• [What to work on] Check every line below for the word "energy" and copy the ones that have it.

§

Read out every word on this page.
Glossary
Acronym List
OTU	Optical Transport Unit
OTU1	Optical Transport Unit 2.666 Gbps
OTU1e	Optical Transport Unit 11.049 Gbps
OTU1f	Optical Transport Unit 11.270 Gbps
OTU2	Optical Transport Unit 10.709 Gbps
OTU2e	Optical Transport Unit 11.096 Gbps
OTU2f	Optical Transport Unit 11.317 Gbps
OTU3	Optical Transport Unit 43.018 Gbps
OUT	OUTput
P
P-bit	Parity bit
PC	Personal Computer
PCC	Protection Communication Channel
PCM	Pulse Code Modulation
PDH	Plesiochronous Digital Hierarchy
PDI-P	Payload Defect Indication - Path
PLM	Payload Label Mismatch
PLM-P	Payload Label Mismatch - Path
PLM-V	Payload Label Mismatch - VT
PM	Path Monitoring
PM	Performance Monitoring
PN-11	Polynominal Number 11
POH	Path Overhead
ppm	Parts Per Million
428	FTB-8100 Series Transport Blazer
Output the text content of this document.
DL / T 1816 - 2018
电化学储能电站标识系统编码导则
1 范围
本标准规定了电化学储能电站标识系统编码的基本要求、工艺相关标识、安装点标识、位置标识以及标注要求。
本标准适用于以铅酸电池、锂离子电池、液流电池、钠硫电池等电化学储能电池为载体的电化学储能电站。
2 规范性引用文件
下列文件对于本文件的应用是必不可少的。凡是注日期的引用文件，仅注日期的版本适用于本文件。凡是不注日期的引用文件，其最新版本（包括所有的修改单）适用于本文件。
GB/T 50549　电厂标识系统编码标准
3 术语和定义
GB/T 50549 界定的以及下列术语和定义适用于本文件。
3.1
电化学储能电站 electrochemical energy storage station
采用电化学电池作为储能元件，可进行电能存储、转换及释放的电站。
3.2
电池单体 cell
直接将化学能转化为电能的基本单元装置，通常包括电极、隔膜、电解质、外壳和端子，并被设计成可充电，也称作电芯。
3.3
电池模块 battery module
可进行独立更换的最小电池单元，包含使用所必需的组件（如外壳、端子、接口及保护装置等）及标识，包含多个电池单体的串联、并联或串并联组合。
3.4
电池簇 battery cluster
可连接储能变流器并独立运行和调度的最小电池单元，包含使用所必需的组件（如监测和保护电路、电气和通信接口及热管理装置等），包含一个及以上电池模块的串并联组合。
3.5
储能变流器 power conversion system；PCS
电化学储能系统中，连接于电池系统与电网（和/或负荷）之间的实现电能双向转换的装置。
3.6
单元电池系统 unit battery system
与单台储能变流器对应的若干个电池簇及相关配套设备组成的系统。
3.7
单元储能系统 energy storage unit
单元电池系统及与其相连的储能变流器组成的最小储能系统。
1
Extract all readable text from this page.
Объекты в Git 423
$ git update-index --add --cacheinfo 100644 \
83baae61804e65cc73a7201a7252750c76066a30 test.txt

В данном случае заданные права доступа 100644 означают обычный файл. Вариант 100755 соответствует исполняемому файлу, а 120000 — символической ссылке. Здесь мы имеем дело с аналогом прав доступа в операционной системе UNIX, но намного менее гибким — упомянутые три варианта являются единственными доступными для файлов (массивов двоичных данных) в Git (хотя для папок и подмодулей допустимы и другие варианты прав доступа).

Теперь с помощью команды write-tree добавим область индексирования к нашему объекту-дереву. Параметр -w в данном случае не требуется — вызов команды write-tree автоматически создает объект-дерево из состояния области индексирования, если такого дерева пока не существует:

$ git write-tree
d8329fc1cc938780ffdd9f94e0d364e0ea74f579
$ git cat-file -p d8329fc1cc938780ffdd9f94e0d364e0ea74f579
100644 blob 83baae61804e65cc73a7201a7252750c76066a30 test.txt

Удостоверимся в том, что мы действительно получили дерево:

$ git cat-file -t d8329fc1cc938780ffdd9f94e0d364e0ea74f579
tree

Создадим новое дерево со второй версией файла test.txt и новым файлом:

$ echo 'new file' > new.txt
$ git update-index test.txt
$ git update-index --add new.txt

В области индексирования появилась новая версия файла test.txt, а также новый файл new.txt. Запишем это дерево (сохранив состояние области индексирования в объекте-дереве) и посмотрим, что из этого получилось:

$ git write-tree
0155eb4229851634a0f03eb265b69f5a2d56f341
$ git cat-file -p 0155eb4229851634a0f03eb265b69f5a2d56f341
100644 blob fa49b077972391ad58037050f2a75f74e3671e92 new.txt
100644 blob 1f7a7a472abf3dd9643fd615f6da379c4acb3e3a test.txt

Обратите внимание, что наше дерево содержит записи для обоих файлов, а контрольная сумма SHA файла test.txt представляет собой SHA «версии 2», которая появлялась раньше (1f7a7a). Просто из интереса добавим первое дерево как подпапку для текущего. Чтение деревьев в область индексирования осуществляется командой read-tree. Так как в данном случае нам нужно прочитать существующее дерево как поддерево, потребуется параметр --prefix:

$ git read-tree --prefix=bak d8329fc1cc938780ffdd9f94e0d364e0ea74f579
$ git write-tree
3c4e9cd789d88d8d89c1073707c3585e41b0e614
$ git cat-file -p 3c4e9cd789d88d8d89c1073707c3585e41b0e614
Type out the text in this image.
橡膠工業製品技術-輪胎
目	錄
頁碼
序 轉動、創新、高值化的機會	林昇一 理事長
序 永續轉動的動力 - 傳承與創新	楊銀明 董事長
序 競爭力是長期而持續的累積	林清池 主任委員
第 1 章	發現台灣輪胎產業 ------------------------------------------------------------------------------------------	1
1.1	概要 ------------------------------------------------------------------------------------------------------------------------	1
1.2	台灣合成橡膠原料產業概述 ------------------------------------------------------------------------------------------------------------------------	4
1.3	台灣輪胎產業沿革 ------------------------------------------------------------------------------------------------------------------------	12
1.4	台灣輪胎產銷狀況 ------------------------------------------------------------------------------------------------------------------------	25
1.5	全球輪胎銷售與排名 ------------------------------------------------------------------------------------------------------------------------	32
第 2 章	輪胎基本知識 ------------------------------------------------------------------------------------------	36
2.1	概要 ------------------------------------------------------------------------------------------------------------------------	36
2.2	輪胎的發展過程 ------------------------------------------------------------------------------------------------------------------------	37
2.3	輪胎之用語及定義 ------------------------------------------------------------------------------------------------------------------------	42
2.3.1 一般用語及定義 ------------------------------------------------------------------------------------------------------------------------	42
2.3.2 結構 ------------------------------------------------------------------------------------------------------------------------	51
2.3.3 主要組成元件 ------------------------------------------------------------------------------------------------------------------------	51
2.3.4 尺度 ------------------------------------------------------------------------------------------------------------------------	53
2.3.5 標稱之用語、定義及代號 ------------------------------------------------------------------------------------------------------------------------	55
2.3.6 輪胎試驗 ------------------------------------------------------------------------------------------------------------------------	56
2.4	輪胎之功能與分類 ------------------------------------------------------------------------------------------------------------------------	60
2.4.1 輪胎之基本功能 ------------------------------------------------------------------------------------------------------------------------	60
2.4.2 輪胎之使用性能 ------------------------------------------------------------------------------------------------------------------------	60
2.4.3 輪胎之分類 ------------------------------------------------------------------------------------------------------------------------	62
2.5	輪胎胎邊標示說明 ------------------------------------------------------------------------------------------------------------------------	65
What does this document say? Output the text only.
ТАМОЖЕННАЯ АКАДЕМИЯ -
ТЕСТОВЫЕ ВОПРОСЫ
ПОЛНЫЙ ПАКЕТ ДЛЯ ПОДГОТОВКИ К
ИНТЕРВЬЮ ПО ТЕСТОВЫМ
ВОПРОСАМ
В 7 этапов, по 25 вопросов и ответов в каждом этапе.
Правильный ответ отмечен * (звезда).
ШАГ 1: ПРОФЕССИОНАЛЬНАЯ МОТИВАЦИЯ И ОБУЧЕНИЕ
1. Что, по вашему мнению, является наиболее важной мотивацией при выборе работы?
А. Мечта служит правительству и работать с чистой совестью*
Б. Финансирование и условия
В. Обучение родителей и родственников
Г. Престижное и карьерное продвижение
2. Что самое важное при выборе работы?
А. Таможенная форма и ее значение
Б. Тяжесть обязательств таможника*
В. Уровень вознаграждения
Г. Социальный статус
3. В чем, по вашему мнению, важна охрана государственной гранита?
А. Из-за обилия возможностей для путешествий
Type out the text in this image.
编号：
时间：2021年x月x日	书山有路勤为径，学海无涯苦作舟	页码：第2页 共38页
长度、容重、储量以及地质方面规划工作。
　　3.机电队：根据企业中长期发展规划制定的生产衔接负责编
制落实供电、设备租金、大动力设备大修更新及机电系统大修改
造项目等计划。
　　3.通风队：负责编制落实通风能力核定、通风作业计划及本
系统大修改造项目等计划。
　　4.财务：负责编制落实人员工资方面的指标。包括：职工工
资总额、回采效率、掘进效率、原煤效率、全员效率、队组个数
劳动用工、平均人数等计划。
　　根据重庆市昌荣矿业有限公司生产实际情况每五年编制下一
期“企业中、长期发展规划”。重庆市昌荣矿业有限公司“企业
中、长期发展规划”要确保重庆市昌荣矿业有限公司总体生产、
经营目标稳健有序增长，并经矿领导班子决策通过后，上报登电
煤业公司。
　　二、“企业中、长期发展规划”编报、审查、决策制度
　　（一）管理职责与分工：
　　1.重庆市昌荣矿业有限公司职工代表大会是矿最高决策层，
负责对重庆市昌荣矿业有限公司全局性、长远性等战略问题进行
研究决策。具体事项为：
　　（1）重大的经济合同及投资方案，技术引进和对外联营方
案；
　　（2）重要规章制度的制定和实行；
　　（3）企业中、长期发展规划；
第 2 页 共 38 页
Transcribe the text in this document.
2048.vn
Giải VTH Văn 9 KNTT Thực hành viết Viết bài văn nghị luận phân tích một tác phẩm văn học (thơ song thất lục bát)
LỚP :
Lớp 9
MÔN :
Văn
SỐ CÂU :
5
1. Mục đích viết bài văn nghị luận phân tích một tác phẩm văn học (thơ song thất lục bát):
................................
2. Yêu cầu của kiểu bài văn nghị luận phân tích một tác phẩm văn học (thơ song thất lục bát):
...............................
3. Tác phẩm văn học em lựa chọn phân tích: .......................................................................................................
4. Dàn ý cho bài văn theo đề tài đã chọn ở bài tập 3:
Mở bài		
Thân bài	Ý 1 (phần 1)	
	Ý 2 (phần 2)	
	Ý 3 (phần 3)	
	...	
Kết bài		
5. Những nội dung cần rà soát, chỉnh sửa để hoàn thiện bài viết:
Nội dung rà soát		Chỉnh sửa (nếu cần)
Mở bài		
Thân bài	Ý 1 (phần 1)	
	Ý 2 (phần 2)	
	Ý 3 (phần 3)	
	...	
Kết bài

§

• [Reply]
电化学储能电站 electrochemical energy storage station
单元储能系统 energy storage unit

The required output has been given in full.